• _Written task_
Pictures in the records should not be copied, but every other part must be repeated exactly.
━━━━━━━━━━━━━━━━
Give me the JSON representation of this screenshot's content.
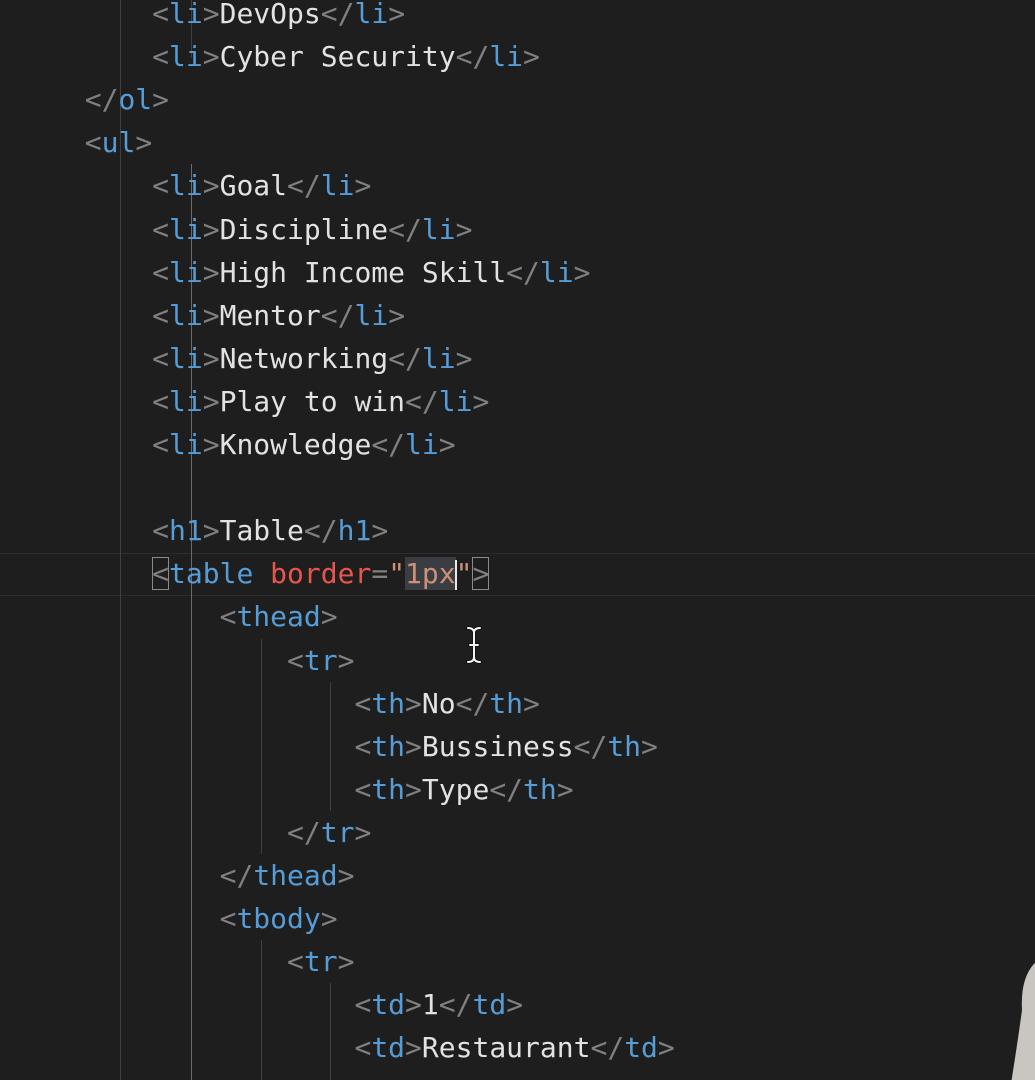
{
  "editor": {
    "language": "html",
    "lines": [
      {
        "indent": "        ",
        "tag": "li",
        "text": "DevOps"
      },
      {
        "indent": "        ",
        "tag": "li",
        "text": "Cyber Security"
      },
      {
        "indent": "    ",
        "close": "ol"
      },
      {
        "indent": "    ",
        "open": "ul"
      },
      {
        "indent": "        ",
        "tag": "li",
        "text": "Goal"
      },
      {
        "indent": "        ",
        "tag": "li",
        "text": "Discipline"
      },
      {
        "indent": "        ",
        "tag": "li",
        "text": "High Income Skill"
      },
      {
        "indent": "        ",
        "tag": "li",
        "text": "Mentor"
      },
      {
        "indent": "        ",
        "tag": "li",
        "text": "Networking"
      },
      {
        "indent": "        ",
        "tag": "li",
        "text": "Play to win"
      },
      {
        "indent": "        ",
        "tag": "li",
        "text": "Knowledge"
      },
      {
        "indent": "",
        "blank": true
      },
      {
        "indent": "        ",
        "tag": "h1",
        "text": "Table"
      },
      {
        "indent": "        ",
        "open": "table",
        "attr": "border",
        "value_before_caret": "1px",
        "value_after_caret": "",
        "current": true
      },
      {
        "indent": "            ",
        "open": "thead"
      },
      {
        "indent": "                ",
        "open": "tr"
      },
      {
        "indent": "                    ",
        "tag": "th",
        "text": "No"
      },
      {
        "indent": "                    ",
        "tag": "th",
        "text": "Bussiness"
      },
      {
        "indent": "                    ",
        "tag": "th",
        "text": "Type"
      },
      {
        "indent": "                ",
        "close": "tr"
      },
      {
        "indent": "            ",
        "close": "thead"
      },
      {
        "indent": "            ",
        "open": "tbody"
      },
      {
        "indent": "                ",
        "open": "tr"
      },
      {
        "indent": "                    ",
        "tag": "td",
        "text": "1"
      },
      {
        "indent": "                    ",
        "tag": "td",
        "text": "Restaurant"
      }
    ]
  },
  "colors": {
    "background": "#1e1e1e",
    "punctuation": "#808080",
    "tag": "#569cd6",
    "attribute": "#e8554e",
    "string": "#ce9178",
    "text": "#e2e2e2"
  },
  "cursor": {
    "icon": "text-cursor-icon"
  }
}
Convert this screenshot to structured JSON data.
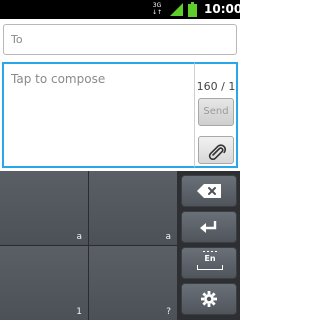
{
  "status_bar": {
    "network_type": "3G",
    "network_sub": "↓↑",
    "signal_icon": "signal-bars-icon",
    "battery_icon": "battery-icon",
    "time": "10:00"
  },
  "compose": {
    "to_placeholder": "To",
    "message_placeholder": "Tap to compose",
    "counter": "160 / 1",
    "send_label": "Send",
    "attach_icon": "paperclip-icon"
  },
  "keyboard": {
    "keys": [
      {
        "label": "a"
      },
      {
        "label": "a"
      },
      {
        "label": "1"
      },
      {
        "label": "?"
      }
    ],
    "language_label": "En",
    "function_keys": [
      "backspace-icon",
      "enter-icon",
      "language-space-icon",
      "settings-gear-icon"
    ]
  },
  "colors": {
    "focus_border": "#2aa7ea",
    "keyboard_bg": "#2d2f33",
    "key_bg": "#555a61",
    "status_bar_bg": "#000000"
  }
}
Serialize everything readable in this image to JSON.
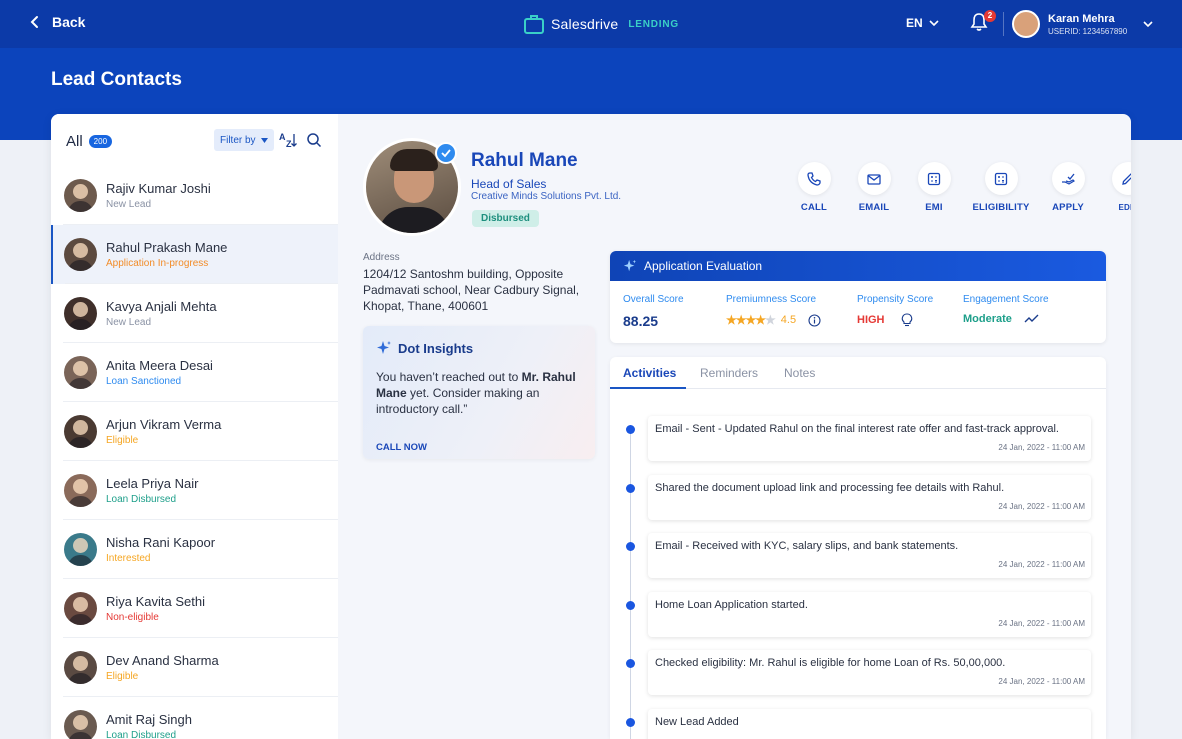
{
  "topbar": {
    "back_label": "Back",
    "brand": "Salesdrive",
    "brand_sub": "LENDING",
    "language": "EN",
    "notification_count": "2",
    "user_name": "Karan Mehra",
    "user_id": "USERID: 1234567890"
  },
  "page_title": "Lead Contacts",
  "sidebar": {
    "all_label": "All",
    "all_count": "200",
    "filter_label": "Filter by",
    "leads": [
      {
        "name": "Rajiv Kumar Joshi",
        "status": "New Lead",
        "status_color": "#8a92a4",
        "avatar_color": "#6d5a4d"
      },
      {
        "name": "Rahul Prakash Mane",
        "status": "Application In-progress",
        "status_color": "#f28c28",
        "avatar_color": "#5c4a3f"
      },
      {
        "name": "Kavya Anjali Mehta",
        "status": "New Lead",
        "status_color": "#8a92a4",
        "avatar_color": "#3f2f2a"
      },
      {
        "name": "Anita Meera Desai",
        "status": "Loan Sanctioned",
        "status_color": "#2f8bef",
        "avatar_color": "#7a6458"
      },
      {
        "name": "Arjun Vikram Verma",
        "status": "Eligible",
        "status_color": "#f5a623",
        "avatar_color": "#4a3a32"
      },
      {
        "name": "Leela Priya Nair",
        "status": "Loan Disbursed",
        "status_color": "#1d9f8a",
        "avatar_color": "#8a6a5a"
      },
      {
        "name": "Nisha Rani Kapoor",
        "status": "Interested",
        "status_color": "#f5a623",
        "avatar_color": "#3a7a8a"
      },
      {
        "name": "Riya Kavita Sethi",
        "status": "Non-eligible",
        "status_color": "#e53935",
        "avatar_color": "#6a4a40"
      },
      {
        "name": "Dev Anand Sharma",
        "status": "Eligible",
        "status_color": "#f5a623",
        "avatar_color": "#5a4a42"
      },
      {
        "name": "Amit Raj Singh",
        "status": "Loan Disbursed",
        "status_color": "#1d9f8a",
        "avatar_color": "#6a5a50"
      }
    ]
  },
  "profile": {
    "name": "Rahul Mane",
    "role": "Head of Sales",
    "company": "Creative Minds Solutions Pvt. Ltd.",
    "badge": "Disbursed",
    "address_label": "Address",
    "address": "1204/12 Santoshm building, Opposite Padmavati school, Near Cadbury Signal, Khopat, Thane, 400601"
  },
  "actions": {
    "call": "CALL",
    "email": "EMAIL",
    "emi": "EMI",
    "eligibility": "ELIGIBILITY",
    "apply": "APPLY",
    "edit": "EDIT"
  },
  "insights": {
    "title": "Dot Insights",
    "text_pre": "You haven’t reached out to ",
    "text_bold": "Mr. Rahul Mane",
    "text_post": " yet. Consider making an introductory call.”",
    "cta": "CALL NOW"
  },
  "evaluation": {
    "title": "Application Evaluation",
    "overall_label": "Overall Score",
    "overall_value": "88.25",
    "premium_label": "Premiumness Score",
    "premium_value": "4.5",
    "premium_stars": 4.5,
    "propensity_label": "Propensity Score",
    "propensity_value": "HIGH",
    "engagement_label": "Engagement Score",
    "engagement_value": "Moderate"
  },
  "tabs": [
    "Activities",
    "Reminders",
    "Notes"
  ],
  "activities": [
    {
      "text": "Email - Sent - Updated Rahul on the final interest rate offer and fast-track approval.",
      "date": "24 Jan, 2022 - 11:00 AM"
    },
    {
      "text": "Shared the document upload link and processing fee details with Rahul.",
      "date": "24 Jan, 2022 - 11:00 AM"
    },
    {
      "text": "Email - Received with KYC, salary slips, and bank statements.",
      "date": "24 Jan, 2022 - 11:00 AM"
    },
    {
      "text": "Home Loan Application started.",
      "date": "24 Jan, 2022 - 11:00 AM"
    },
    {
      "text": "Checked eligibility: Mr. Rahul is eligible for home Loan of Rs. 50,00,000.",
      "date": "24 Jan, 2022 - 11:00 AM"
    },
    {
      "text": "New Lead Added",
      "date": ""
    }
  ],
  "colors": {
    "brand_dark": "#0c3aa8",
    "brand": "#1a47b8",
    "accent_teal": "#3ad0c7",
    "high": "#e53935",
    "moderate": "#1d9f8a",
    "star": "#f5a623"
  }
}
━━━━━━━━━━━━━━━━
• _Solution to this problem_
Give me the JSON representation of this screenshot's content.
{
  "editor": {
    "language": "html",
    "lines": [
      {
        "indent": "        ",
        "tag": "li",
        "text": "DevOps"
      },
      {
        "indent": "        ",
        "tag": "li",
        "text": "Cyber Security"
      },
      {
        "indent": "    ",
        "close": "ol"
      },
      {
        "indent": "    ",
        "open": "ul"
      },
      {
        "indent": "        ",
        "tag": "li",
        "text": "Goal"
      },
      {
        "indent": "        ",
        "tag": "li",
        "text": "Discipline"
      },
      {
        "indent": "        ",
        "tag": "li",
        "text": "High Income Skill"
      },
      {
        "indent": "        ",
        "tag": "li",
        "text": "Mentor"
      },
      {
        "indent": "        ",
        "tag": "li",
        "text": "Networking"
      },
      {
        "indent": "        ",
        "tag": "li",
        "text": "Play to win"
      },
      {
        "indent": "        ",
        "tag": "li",
        "text": "Knowledge"
      },
      {
        "indent": "",
        "blank": true
      },
      {
        "indent": "        ",
        "tag": "h1",
        "text": "Table"
      },
      {
        "indent": "        ",
        "open": "table",
        "attr": "border",
        "value_before_caret": "1px",
        "value_after_caret": "",
        "current": true
      },
      {
        "indent": "            ",
        "open": "thead"
      },
      {
        "indent": "                ",
        "open": "tr"
      },
      {
        "indent": "                    ",
        "tag": "th",
        "text": "No"
      },
      {
        "indent": "                    ",
        "tag": "th",
        "text": "Bussiness"
      },
      {
        "indent": "                    ",
        "tag": "th",
        "text": "Type"
      },
      {
        "indent": "                ",
        "close": "tr"
      },
      {
        "indent": "            ",
        "close": "thead"
      },
      {
        "indent": "            ",
        "open": "tbody"
      },
      {
        "indent": "                ",
        "open": "tr"
      },
      {
        "indent": "                    ",
        "tag": "td",
        "text": "1"
      },
      {
        "indent": "                    ",
        "tag": "td",
        "text": "Restaurant"
      }
    ]
  },
  "colors": {
    "background": "#1e1e1e",
    "punctuation": "#808080",
    "tag": "#569cd6",
    "attribute": "#e8554e",
    "string": "#ce9178",
    "text": "#e2e2e2"
  },
  "cursor": {
    "icon": "text-cursor-icon"
  }
}
Convert this screenshot to structured JSON data.
{
  "status_bar": {
    "network_type": "3G",
    "network_sub": "↓↑",
    "signal_icon": "signal-bars-icon",
    "battery_icon": "battery-icon",
    "time": "10:00"
  },
  "compose": {
    "to_placeholder": "To",
    "message_placeholder": "Tap to compose",
    "counter": "160 / 1",
    "send_label": "Send",
    "attach_icon": "paperclip-icon"
  },
  "keyboard": {
    "keys": [
      {
        "label": "a"
      },
      {
        "label": "a"
      },
      {
        "label": "1"
      },
      {
        "label": "?"
      }
    ],
    "language_label": "En",
    "function_keys": [
      "backspace-icon",
      "enter-icon",
      "language-space-icon",
      "settings-gear-icon"
    ]
  },
  "colors": {
    "focus_border": "#2aa7ea",
    "keyboard_bg": "#2d2f33",
    "key_bg": "#555a61",
    "status_bar_bg": "#000000"
  }
}
Serialize everything readable in this image to JSON.
{
  "topbar": {
    "back_label": "Back",
    "brand": "Salesdrive",
    "brand_sub": "LENDING",
    "language": "EN",
    "notification_count": "2",
    "user_name": "Karan Mehra",
    "user_id": "USERID: 1234567890"
  },
  "page_title": "Lead Contacts",
  "sidebar": {
    "all_label": "All",
    "all_count": "200",
    "filter_label": "Filter by",
    "leads": [
      {
        "name": "Rajiv Kumar Joshi",
        "status": "New Lead",
        "status_color": "#8a92a4",
        "avatar_color": "#6d5a4d"
      },
      {
        "name": "Rahul Prakash Mane",
        "status": "Application In-progress",
        "status_color": "#f28c28",
        "avatar_color": "#5c4a3f"
      },
      {
        "name": "Kavya Anjali Mehta",
        "status": "New Lead",
        "status_color": "#8a92a4",
        "avatar_color": "#3f2f2a"
      },
      {
        "name": "Anita Meera Desai",
        "status": "Loan Sanctioned",
        "status_color": "#2f8bef",
        "avatar_color": "#7a6458"
      },
      {
        "name": "Arjun Vikram Verma",
        "status": "Eligible",
        "status_color": "#f5a623",
        "avatar_color": "#4a3a32"
      },
      {
        "name": "Leela Priya Nair",
        "status": "Loan Disbursed",
        "status_color": "#1d9f8a",
        "avatar_color": "#8a6a5a"
      },
      {
        "name": "Nisha Rani Kapoor",
        "status": "Interested",
        "status_color": "#f5a623",
        "avatar_color": "#3a7a8a"
      },
      {
        "name": "Riya Kavita Sethi",
        "status": "Non-eligible",
        "status_color": "#e53935",
        "avatar_color": "#6a4a40"
      },
      {
        "name": "Dev Anand Sharma",
        "status": "Eligible",
        "status_color": "#f5a623",
        "avatar_color": "#5a4a42"
      },
      {
        "name": "Amit Raj Singh",
        "status": "Loan Disbursed",
        "status_color": "#1d9f8a",
        "avatar_color": "#6a5a50"
      }
    ]
  },
  "profile": {
    "name": "Rahul Mane",
    "role": "Head of Sales",
    "company": "Creative Minds Solutions Pvt. Ltd.",
    "badge": "Disbursed",
    "address_label": "Address",
    "address": "1204/12 Santoshm building, Opposite Padmavati school, Near Cadbury Signal, Khopat, Thane, 400601"
  },
  "actions": {
    "call": "CALL",
    "email": "EMAIL",
    "emi": "EMI",
    "eligibility": "ELIGIBILITY",
    "apply": "APPLY",
    "edit": "EDIT"
  },
  "insights": {
    "title": "Dot Insights",
    "text_pre": "You haven’t reached out to ",
    "text_bold": "Mr. Rahul Mane",
    "text_post": " yet. Consider making an introductory call.”",
    "cta": "CALL NOW"
  },
  "evaluation": {
    "title": "Application Evaluation",
    "overall_label": "Overall Score",
    "overall_value": "88.25",
    "premium_label": "Premiumness Score",
    "premium_value": "4.5",
    "premium_stars": 4.5,
    "propensity_label": "Propensity Score",
    "propensity_value": "HIGH",
    "engagement_label": "Engagement Score",
    "engagement_value": "Moderate"
  },
  "tabs": [
    "Activities",
    "Reminders",
    "Notes"
  ],
  "activities": [
    {
      "text": "Email - Sent - Updated Rahul on the final interest rate offer and fast-track approval.",
      "date": "24 Jan, 2022 - 11:00 AM"
    },
    {
      "text": "Shared the document upload link and processing fee details with Rahul.",
      "date": "24 Jan, 2022 - 11:00 AM"
    },
    {
      "text": "Email - Received with KYC, salary slips, and bank statements.",
      "date": "24 Jan, 2022 - 11:00 AM"
    },
    {
      "text": "Home Loan Application started.",
      "date": "24 Jan, 2022 - 11:00 AM"
    },
    {
      "text": "Checked eligibility: Mr. Rahul is eligible for home Loan of Rs. 50,00,000.",
      "date": "24 Jan, 2022 - 11:00 AM"
    },
    {
      "text": "New Lead Added",
      "date": ""
    }
  ],
  "colors": {
    "brand_dark": "#0c3aa8",
    "brand": "#1a47b8",
    "accent_teal": "#3ad0c7",
    "high": "#e53935",
    "moderate": "#1d9f8a",
    "star": "#f5a623"
  }
}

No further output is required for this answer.